== THE TASK ==
Could you transcribe every record below exactly as written, leaving out any pictures?
** Start of LISTING **
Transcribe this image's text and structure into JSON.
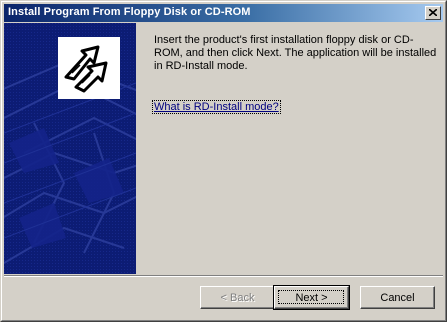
{
  "window": {
    "title": "Install Program From Floppy Disk or CD-ROM",
    "close_icon": "close-icon"
  },
  "content": {
    "instructions": "Insert the product's first installation floppy disk or CD-ROM, and then click Next. The application will be installed in RD-Install mode.",
    "help_link": "What is RD-Install mode?"
  },
  "buttons": {
    "back": "< Back",
    "next": "Next >",
    "cancel": "Cancel"
  },
  "colors": {
    "title_gradient_start": "#0a246a",
    "side_panel": "#0b1a6e",
    "face": "#d4d0c8",
    "link": "#000080"
  }
}
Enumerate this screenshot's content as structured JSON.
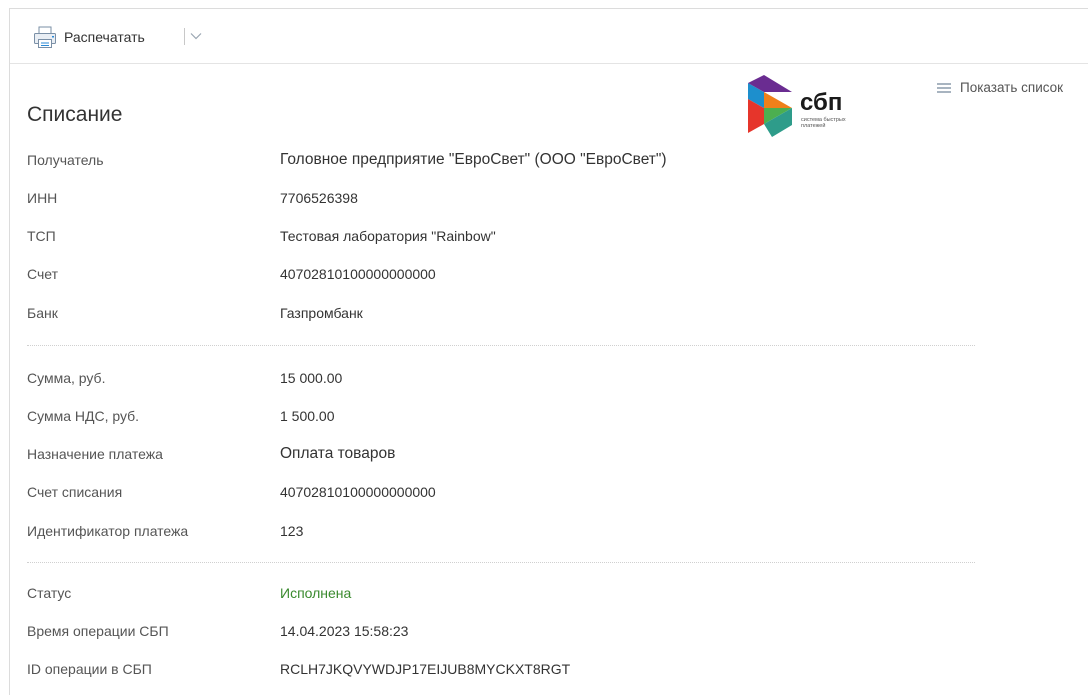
{
  "toolbar": {
    "print_label": "Распечатать",
    "icons": [
      "printer-icon",
      "chevron-down-icon"
    ]
  },
  "header": {
    "title": "Списание",
    "show_list_label": "Показать список",
    "logo": {
      "brand": "сбп",
      "caption_line1": "система быстрых",
      "caption_line2": "платежей",
      "colors": [
        "#1d8fcd",
        "#f0801a",
        "#6a2c91",
        "#4caf50",
        "#e6352b"
      ]
    }
  },
  "section1": [
    {
      "label": "Получатель",
      "value": "Головное предприятие \"ЕвроСвет\" (ООО \"ЕвроСвет\")"
    },
    {
      "label": "ИНН",
      "value": "7706526398"
    },
    {
      "label": "ТСП",
      "value": "Тестовая лаборатория \"Rainbow\""
    },
    {
      "label": "Счет",
      "value": "40702810100000000000"
    },
    {
      "label": "Банк",
      "value": "Газпромбанк"
    }
  ],
  "section2": [
    {
      "label": "Сумма, руб.",
      "value": "15 000.00"
    },
    {
      "label": "Сумма НДС, руб.",
      "value": "1 500.00"
    },
    {
      "label": "Назначение платежа",
      "value": "Оплата товаров"
    },
    {
      "label": "Счет списания",
      "value": "40702810100000000000"
    },
    {
      "label": "Идентификатор платежа",
      "value": "123"
    }
  ],
  "section3": [
    {
      "label": "Статус",
      "value": "Исполнена",
      "color": "#3a8a2e"
    },
    {
      "label": "Время операции СБП",
      "value": "14.04.2023 15:58:23"
    },
    {
      "label": "ID операции в СБП",
      "value": "RCLH7JKQVYWDJP17EIJUB8MYCKXT8RGT"
    }
  ]
}
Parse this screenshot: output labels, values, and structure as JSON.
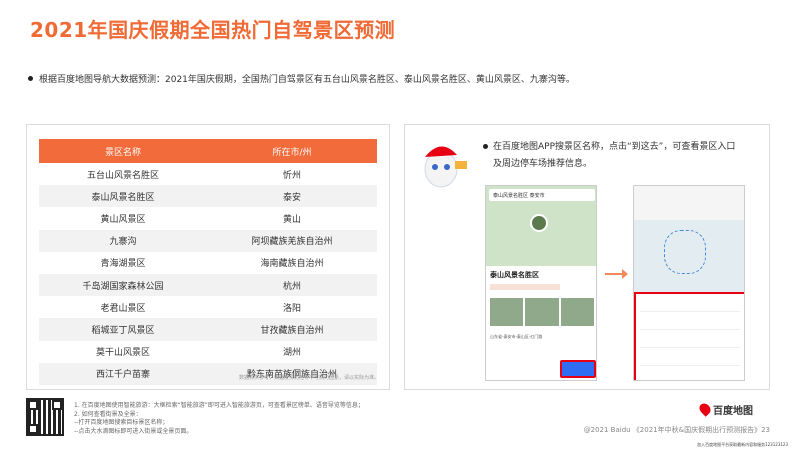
{
  "title": "2021年国庆假期全国热门自驾景区预测",
  "description": "根据百度地图导航大数据预测：2021年国庆假期，全国热门自驾景区有五台山风景名胜区、泰山风景名胜区、黄山风景区、九寨沟等。",
  "table": {
    "headers": [
      "景区名称",
      "所在市/州"
    ],
    "rows": [
      [
        "五台山风景名胜区",
        "忻州"
      ],
      [
        "泰山风景名胜区",
        "泰安"
      ],
      [
        "黄山风景区",
        "黄山"
      ],
      [
        "九寨沟",
        "阿坝藏族羌族自治州"
      ],
      [
        "青海湖景区",
        "海南藏族自治州"
      ],
      [
        "千岛湖国家森林公园",
        "杭州"
      ],
      [
        "老君山景区",
        "洛阳"
      ],
      [
        "稻城亚丁风景区",
        "甘孜藏族自治州"
      ],
      [
        "莫干山风景区",
        "湖州"
      ],
      [
        "西江千户苗寨",
        "黔东南苗族侗族自治州"
      ]
    ],
    "note": "数据仅供参考，如遇疫情防控等不可抗力因素，请以实际为准。"
  },
  "right": {
    "instruction_line1": "在百度地图APP搜景区名称，点击“到这去”，可查看景区入口",
    "instruction_line2": "及周边停车场推荐信息。",
    "phone1_search": "泰山风景名胜区 泰安市",
    "phone1_name": "泰山风景名胜区",
    "phone1_addr": "山东省-泰安市-泰山区-红门路"
  },
  "footer": {
    "note1": "1.  在百度地图使用智能旅游：大框检索“智能旅游”即可进入智能旅游页，可查看景区榜单、语音导览等信息；",
    "note2": "2.  如何查看街景及全景：",
    "note3": "     --打开百度地图搜索目标景区名称；",
    "note4": "     --点击大水滴图标即可进入街景或全景页面。",
    "logo": "百度地图",
    "copyright": "@2021 Baidu 《2021年中秋&国庆假期出行预测报告》23",
    "license": "加入百度地图平台获取最新内容和服务123123123"
  },
  "colors": {
    "accent": "#f06a35",
    "table_header": "#f26b3a",
    "highlight": "#e60012"
  }
}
** End of LISTING **
== REPLY TO THE EXERCISE ==
Transcribe this image's text and structure into JSON.
{
  "window": {
    "title": "Install Program From Floppy Disk or CD-ROM",
    "close_icon": "close-icon"
  },
  "content": {
    "instructions": "Insert the product's first installation floppy disk or CD-ROM, and then click Next. The application will be installed in RD-Install mode.",
    "help_link": "What is RD-Install mode?"
  },
  "buttons": {
    "back": "< Back",
    "next": "Next >",
    "cancel": "Cancel"
  },
  "colors": {
    "title_gradient_start": "#0a246a",
    "side_panel": "#0b1a6e",
    "face": "#d4d0c8",
    "link": "#000080"
  }
}
Enumerate this screenshot's content as structured JSON.
{
  "toolbar": {
    "print_label": "Распечатать",
    "icons": [
      "printer-icon",
      "chevron-down-icon"
    ]
  },
  "header": {
    "title": "Списание",
    "show_list_label": "Показать список",
    "logo": {
      "brand": "сбп",
      "caption_line1": "система быстрых",
      "caption_line2": "платежей",
      "colors": [
        "#1d8fcd",
        "#f0801a",
        "#6a2c91",
        "#4caf50",
        "#e6352b"
      ]
    }
  },
  "section1": [
    {
      "label": "Получатель",
      "value": "Головное предприятие \"ЕвроСвет\" (ООО \"ЕвроСвет\")"
    },
    {
      "label": "ИНН",
      "value": "7706526398"
    },
    {
      "label": "ТСП",
      "value": "Тестовая лаборатория \"Rainbow\""
    },
    {
      "label": "Счет",
      "value": "40702810100000000000"
    },
    {
      "label": "Банк",
      "value": "Газпромбанк"
    }
  ],
  "section2": [
    {
      "label": "Сумма, руб.",
      "value": "15 000.00"
    },
    {
      "label": "Сумма НДС, руб.",
      "value": "1 500.00"
    },
    {
      "label": "Назначение платежа",
      "value": "Оплата товаров"
    },
    {
      "label": "Счет списания",
      "value": "40702810100000000000"
    },
    {
      "label": "Идентификатор платежа",
      "value": "123"
    }
  ],
  "section3": [
    {
      "label": "Статус",
      "value": "Исполнена",
      "color": "#3a8a2e"
    },
    {
      "label": "Время операции СБП",
      "value": "14.04.2023 15:58:23"
    },
    {
      "label": "ID операции в СБП",
      "value": "RCLH7JKQVYWDJP17EIJUB8MYCKXT8RGT"
    }
  ]
}
Parse this screenshot: output labels, values, and structure as JSON.
{
  "title": "2021年国庆假期全国热门自驾景区预测",
  "description": "根据百度地图导航大数据预测：2021年国庆假期，全国热门自驾景区有五台山风景名胜区、泰山风景名胜区、黄山风景区、九寨沟等。",
  "table": {
    "headers": [
      "景区名称",
      "所在市/州"
    ],
    "rows": [
      [
        "五台山风景名胜区",
        "忻州"
      ],
      [
        "泰山风景名胜区",
        "泰安"
      ],
      [
        "黄山风景区",
        "黄山"
      ],
      [
        "九寨沟",
        "阿坝藏族羌族自治州"
      ],
      [
        "青海湖景区",
        "海南藏族自治州"
      ],
      [
        "千岛湖国家森林公园",
        "杭州"
      ],
      [
        "老君山景区",
        "洛阳"
      ],
      [
        "稻城亚丁风景区",
        "甘孜藏族自治州"
      ],
      [
        "莫干山风景区",
        "湖州"
      ],
      [
        "西江千户苗寨",
        "黔东南苗族侗族自治州"
      ]
    ],
    "note": "数据仅供参考，如遇疫情防控等不可抗力因素，请以实际为准。"
  },
  "right": {
    "instruction_line1": "在百度地图APP搜景区名称，点击“到这去”，可查看景区入口",
    "instruction_line2": "及周边停车场推荐信息。",
    "phone1_search": "泰山风景名胜区 泰安市",
    "phone1_name": "泰山风景名胜区",
    "phone1_addr": "山东省-泰安市-泰山区-红门路"
  },
  "footer": {
    "note1": "1.  在百度地图使用智能旅游：大框检索“智能旅游”即可进入智能旅游页，可查看景区榜单、语音导览等信息；",
    "note2": "2.  如何查看街景及全景：",
    "note3": "     --打开百度地图搜索目标景区名称；",
    "note4": "     --点击大水滴图标即可进入街景或全景页面。",
    "logo": "百度地图",
    "copyright": "@2021 Baidu 《2021年中秋&国庆假期出行预测报告》23",
    "license": "加入百度地图平台获取最新内容和服务123123123"
  },
  "colors": {
    "accent": "#f06a35",
    "table_header": "#f26b3a",
    "highlight": "#e60012"
  }
}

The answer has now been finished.